-- START OF Provided data --

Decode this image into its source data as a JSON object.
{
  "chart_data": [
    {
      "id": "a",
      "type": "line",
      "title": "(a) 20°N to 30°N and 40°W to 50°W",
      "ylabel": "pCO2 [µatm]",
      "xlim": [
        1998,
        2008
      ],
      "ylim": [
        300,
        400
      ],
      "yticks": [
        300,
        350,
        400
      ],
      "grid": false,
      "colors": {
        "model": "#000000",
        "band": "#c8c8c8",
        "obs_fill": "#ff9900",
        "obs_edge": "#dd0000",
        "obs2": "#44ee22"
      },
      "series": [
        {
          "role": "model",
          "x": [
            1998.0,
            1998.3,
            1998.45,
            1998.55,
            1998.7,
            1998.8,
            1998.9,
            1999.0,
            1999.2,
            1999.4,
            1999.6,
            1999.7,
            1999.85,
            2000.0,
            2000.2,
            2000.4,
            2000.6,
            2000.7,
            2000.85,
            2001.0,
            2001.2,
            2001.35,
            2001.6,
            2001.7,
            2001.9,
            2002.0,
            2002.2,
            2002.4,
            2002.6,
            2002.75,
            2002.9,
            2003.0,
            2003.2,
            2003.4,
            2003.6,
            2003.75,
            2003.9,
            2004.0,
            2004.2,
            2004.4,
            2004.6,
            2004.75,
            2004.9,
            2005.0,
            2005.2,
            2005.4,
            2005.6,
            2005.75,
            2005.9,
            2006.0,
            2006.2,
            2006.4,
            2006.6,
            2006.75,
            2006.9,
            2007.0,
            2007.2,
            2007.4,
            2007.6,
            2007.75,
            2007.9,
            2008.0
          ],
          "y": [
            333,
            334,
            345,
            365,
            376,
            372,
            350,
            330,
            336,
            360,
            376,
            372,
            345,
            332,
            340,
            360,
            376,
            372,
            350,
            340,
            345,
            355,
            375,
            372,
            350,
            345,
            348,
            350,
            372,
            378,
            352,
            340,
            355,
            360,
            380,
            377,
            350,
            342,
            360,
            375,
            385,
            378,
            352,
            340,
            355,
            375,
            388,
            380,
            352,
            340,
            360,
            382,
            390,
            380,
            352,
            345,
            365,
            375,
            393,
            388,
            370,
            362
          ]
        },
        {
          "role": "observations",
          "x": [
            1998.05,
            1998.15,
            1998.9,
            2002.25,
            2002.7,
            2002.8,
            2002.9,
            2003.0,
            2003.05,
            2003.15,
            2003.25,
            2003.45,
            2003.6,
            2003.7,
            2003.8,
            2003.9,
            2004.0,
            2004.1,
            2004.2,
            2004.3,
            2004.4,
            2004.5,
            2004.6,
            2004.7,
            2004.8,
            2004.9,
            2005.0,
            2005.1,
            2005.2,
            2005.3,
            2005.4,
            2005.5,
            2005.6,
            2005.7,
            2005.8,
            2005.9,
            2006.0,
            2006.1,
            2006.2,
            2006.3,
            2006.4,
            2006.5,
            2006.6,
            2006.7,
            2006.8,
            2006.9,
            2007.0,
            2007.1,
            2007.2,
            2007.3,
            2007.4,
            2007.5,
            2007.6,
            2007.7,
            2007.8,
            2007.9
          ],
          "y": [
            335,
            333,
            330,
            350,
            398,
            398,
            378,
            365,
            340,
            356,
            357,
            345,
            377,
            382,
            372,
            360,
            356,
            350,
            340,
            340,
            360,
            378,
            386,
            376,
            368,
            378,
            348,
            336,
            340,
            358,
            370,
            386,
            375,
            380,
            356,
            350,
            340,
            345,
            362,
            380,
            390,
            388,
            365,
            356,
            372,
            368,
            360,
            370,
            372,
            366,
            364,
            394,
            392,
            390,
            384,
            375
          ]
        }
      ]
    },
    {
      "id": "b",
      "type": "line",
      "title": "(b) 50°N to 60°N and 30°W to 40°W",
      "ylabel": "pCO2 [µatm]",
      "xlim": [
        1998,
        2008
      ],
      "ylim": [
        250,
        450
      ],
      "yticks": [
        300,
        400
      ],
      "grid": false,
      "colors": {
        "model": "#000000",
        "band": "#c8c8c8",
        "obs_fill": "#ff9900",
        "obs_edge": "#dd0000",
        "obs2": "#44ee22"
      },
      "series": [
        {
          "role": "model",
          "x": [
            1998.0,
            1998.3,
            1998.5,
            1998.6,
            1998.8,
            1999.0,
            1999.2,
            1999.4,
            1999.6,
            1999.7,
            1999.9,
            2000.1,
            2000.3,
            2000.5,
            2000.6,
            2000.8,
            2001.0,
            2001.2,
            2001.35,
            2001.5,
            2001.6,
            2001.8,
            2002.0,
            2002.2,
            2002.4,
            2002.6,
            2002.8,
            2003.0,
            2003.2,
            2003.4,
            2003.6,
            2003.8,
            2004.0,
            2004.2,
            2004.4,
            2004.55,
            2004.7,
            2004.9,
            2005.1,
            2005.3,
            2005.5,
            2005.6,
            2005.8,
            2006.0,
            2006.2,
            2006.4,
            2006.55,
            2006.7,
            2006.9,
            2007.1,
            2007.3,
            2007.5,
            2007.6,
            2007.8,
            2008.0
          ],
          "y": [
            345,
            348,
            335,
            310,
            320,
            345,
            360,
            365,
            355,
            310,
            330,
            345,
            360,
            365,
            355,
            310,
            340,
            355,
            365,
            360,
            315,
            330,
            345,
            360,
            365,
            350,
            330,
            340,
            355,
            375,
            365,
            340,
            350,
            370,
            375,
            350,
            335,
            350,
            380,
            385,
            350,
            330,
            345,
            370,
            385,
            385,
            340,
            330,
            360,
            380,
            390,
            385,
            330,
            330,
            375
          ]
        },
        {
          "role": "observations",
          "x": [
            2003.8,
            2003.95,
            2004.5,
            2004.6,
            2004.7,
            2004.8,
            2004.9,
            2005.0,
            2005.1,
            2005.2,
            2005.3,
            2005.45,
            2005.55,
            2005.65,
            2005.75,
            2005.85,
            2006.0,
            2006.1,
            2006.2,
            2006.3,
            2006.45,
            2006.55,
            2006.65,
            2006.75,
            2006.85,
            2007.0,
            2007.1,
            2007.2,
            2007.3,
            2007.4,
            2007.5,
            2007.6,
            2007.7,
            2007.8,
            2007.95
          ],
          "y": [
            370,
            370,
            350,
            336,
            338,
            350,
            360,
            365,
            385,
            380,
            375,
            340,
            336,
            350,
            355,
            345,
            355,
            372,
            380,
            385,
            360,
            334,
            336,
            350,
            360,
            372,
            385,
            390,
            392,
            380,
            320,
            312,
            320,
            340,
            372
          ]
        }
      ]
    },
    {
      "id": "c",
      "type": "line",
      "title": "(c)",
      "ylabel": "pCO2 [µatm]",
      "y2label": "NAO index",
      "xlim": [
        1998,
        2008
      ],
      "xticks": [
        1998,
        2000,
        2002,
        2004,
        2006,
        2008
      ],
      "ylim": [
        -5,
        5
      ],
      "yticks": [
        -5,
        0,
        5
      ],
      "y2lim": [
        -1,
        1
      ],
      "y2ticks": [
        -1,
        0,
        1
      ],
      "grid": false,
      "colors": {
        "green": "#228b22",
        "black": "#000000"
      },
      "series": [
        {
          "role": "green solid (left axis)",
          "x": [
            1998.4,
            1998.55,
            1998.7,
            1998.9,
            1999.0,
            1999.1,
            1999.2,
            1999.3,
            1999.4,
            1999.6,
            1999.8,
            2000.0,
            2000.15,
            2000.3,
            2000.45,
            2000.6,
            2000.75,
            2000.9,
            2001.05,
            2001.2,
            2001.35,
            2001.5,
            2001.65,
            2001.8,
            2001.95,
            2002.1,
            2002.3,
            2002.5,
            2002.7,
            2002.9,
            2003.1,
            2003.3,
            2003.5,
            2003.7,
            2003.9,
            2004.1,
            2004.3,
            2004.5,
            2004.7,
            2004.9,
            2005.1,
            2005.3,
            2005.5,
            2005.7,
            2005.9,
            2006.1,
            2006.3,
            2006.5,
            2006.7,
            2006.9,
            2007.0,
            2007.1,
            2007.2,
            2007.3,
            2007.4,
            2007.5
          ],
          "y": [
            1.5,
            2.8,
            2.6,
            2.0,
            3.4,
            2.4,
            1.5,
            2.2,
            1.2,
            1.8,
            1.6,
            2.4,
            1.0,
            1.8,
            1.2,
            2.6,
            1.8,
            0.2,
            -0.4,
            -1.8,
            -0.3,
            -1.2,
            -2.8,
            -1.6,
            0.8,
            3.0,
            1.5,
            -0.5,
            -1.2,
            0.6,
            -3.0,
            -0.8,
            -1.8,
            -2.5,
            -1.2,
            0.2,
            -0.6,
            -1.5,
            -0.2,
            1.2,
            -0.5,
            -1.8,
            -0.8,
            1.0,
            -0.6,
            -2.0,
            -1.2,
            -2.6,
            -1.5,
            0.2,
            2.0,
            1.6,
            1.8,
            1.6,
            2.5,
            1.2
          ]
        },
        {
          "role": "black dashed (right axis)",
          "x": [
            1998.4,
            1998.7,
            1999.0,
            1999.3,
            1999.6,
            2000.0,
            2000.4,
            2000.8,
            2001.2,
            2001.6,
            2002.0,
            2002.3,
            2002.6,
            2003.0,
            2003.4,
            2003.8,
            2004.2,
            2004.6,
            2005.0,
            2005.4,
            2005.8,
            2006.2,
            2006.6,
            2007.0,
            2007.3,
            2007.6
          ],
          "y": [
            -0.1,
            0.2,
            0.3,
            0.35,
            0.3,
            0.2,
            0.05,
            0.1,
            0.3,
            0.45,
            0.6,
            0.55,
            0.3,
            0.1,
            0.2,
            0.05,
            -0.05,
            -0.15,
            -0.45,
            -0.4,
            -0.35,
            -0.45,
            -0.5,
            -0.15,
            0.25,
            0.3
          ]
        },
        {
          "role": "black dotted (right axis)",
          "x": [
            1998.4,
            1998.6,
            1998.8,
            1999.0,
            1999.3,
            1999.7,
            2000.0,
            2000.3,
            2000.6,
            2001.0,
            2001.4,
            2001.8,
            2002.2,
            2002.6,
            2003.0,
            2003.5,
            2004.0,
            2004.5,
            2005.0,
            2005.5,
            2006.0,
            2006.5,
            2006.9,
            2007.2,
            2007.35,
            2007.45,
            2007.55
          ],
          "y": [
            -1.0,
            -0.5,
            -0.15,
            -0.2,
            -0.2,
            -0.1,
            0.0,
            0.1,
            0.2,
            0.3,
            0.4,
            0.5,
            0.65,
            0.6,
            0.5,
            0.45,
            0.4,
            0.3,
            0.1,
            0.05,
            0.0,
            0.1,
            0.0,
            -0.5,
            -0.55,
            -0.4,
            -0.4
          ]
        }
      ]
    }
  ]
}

-- END OF Provided data --

__Task statement__. Return each line in the records that holds the string "title".

__Output for this exercise__.
      "title": "(a) 20°N to 30°N and 40°W to 50°W",
      "title": "(b) 50°N to 60°N and 30°W to 40°W",
      "title": "(c)",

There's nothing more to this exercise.